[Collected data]
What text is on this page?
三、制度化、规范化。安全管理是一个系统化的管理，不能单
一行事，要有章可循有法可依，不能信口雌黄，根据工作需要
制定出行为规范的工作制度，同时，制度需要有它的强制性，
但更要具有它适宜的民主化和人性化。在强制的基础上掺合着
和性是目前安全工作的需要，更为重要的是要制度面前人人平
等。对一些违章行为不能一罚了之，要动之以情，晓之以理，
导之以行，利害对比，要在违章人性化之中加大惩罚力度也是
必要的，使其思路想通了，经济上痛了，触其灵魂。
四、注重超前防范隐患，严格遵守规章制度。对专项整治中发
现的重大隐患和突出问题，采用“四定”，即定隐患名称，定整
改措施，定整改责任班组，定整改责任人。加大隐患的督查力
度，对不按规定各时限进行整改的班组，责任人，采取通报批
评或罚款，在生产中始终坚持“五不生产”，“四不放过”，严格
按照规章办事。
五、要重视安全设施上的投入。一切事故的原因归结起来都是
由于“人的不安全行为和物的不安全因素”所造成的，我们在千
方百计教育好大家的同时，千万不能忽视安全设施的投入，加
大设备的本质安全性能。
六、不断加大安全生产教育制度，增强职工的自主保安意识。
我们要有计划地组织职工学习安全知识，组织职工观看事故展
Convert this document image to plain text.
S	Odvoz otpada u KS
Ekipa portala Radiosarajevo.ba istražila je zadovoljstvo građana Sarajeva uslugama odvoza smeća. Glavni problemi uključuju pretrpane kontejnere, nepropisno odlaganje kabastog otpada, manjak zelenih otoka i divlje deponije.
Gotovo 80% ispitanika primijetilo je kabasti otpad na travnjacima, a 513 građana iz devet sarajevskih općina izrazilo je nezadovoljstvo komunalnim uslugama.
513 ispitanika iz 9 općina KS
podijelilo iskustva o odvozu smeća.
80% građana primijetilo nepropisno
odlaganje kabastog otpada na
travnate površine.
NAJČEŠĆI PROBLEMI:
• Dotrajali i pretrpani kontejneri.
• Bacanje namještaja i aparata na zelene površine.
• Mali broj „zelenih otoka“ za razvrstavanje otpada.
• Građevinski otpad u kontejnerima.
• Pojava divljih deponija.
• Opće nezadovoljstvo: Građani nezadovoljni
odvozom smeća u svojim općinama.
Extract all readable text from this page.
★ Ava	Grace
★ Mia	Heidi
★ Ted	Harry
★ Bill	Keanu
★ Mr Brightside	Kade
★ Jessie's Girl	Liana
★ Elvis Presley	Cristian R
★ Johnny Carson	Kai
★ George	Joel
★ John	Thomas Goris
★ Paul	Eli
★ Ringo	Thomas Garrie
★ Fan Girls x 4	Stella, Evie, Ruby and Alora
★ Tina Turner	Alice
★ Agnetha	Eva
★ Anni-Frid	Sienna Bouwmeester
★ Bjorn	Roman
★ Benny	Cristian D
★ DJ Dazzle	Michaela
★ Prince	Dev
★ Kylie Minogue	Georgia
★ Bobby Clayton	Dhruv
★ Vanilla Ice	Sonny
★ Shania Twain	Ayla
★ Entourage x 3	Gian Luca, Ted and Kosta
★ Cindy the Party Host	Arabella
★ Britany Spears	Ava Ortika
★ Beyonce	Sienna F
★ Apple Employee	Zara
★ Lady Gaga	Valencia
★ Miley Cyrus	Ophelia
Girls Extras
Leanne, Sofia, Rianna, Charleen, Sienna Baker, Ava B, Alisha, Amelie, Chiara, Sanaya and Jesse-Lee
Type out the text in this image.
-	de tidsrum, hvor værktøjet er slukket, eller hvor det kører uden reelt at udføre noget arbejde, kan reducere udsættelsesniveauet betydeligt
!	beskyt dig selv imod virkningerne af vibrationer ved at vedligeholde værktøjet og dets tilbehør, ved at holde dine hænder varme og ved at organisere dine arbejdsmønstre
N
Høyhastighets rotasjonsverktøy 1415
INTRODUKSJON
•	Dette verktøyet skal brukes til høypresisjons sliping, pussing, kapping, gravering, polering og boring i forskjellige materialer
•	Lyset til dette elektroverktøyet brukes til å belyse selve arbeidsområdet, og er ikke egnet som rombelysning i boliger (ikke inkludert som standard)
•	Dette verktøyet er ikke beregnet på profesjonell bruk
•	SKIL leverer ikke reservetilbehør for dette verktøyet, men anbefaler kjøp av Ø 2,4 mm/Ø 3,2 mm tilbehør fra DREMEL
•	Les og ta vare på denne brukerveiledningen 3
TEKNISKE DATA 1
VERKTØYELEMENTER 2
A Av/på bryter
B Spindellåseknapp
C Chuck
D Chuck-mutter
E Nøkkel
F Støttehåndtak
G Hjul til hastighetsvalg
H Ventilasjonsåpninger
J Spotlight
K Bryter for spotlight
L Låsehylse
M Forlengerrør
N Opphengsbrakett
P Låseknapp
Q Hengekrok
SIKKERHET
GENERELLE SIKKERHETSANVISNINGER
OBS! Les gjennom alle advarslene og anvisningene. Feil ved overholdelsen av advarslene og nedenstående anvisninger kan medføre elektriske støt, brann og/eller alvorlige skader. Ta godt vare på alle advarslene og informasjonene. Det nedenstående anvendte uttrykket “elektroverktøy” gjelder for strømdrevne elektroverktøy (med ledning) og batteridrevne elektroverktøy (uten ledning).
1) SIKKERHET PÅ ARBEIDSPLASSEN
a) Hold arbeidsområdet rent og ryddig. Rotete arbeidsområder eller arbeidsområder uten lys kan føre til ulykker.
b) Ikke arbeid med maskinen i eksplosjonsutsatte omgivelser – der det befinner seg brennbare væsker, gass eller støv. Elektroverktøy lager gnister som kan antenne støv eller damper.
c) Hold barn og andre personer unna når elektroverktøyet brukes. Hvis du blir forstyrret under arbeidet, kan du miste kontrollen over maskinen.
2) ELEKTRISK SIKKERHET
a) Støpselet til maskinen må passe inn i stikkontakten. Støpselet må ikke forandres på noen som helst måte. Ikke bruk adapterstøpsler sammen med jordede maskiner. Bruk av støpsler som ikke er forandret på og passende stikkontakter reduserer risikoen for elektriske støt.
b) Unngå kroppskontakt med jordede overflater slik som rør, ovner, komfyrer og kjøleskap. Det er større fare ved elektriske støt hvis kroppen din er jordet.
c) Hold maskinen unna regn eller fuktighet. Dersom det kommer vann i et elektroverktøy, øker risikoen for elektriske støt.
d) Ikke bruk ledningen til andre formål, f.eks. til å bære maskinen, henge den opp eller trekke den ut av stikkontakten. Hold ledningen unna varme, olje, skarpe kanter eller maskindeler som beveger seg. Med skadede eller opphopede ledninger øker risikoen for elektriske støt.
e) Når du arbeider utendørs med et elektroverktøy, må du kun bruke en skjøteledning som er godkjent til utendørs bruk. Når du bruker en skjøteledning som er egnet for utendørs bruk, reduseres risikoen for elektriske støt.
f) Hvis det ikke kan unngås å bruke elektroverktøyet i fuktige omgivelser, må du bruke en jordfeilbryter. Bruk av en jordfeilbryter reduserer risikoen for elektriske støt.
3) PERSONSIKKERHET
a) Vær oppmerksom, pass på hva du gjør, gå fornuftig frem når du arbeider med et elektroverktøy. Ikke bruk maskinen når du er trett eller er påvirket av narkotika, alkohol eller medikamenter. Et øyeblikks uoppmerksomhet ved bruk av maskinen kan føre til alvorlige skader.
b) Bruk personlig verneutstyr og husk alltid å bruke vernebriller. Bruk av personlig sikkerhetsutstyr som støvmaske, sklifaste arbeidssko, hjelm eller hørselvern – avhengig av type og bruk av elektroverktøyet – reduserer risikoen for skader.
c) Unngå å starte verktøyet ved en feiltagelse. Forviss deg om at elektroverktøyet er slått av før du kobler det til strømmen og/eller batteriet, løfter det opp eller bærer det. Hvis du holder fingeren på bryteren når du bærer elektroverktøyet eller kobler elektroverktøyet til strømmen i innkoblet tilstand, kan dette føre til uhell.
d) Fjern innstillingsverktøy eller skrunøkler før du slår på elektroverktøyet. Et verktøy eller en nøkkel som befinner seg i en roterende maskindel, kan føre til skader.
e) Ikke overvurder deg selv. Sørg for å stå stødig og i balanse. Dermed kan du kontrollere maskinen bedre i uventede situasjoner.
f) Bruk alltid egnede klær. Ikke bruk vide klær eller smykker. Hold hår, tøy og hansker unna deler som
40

YOUR GOAL
In the entries above, find every line holding the word "skader" and copy it out.

RESULT OF THIS EXERCISE
OBS! Les gjennom alle advarslene og anvisningene. Feil ved overholdelsen av advarslene og nedenstående anvisninger kan medføre elektriske støt, brann og/eller alvorlige skader. Ta godt vare på alle advarslene og informasjonene. Det nedenstående anvendte uttrykket “elektroverktøy” gjelder for strømdrevne elektroverktøy (med ledning) og batteridrevne elektroverktøy (uten ledning).
a) Vær oppmerksom, pass på hva du gjør, gå fornuftig frem når du arbeider med et elektroverktøy. Ikke bruk maskinen når du er trett eller er påvirket av narkotika, alkohol eller medikamenter. Et øyeblikks uoppmerksomhet ved bruk av maskinen kan føre til alvorlige skader.
b) Bruk personlig verneutstyr og husk alltid å bruke vernebriller. Bruk av personlig sikkerhetsutstyr som støvmaske, sklifaste arbeidssko, hjelm eller hørselvern – avhengig av type og bruk av elektroverktøyet – reduserer risikoen for skader.
d) Fjern innstillingsverktøy eller skrunøkler før du slår på elektroverktøyet. Et verktøy eller en nøkkel som befinner seg i en roterende maskindel, kan føre til skader.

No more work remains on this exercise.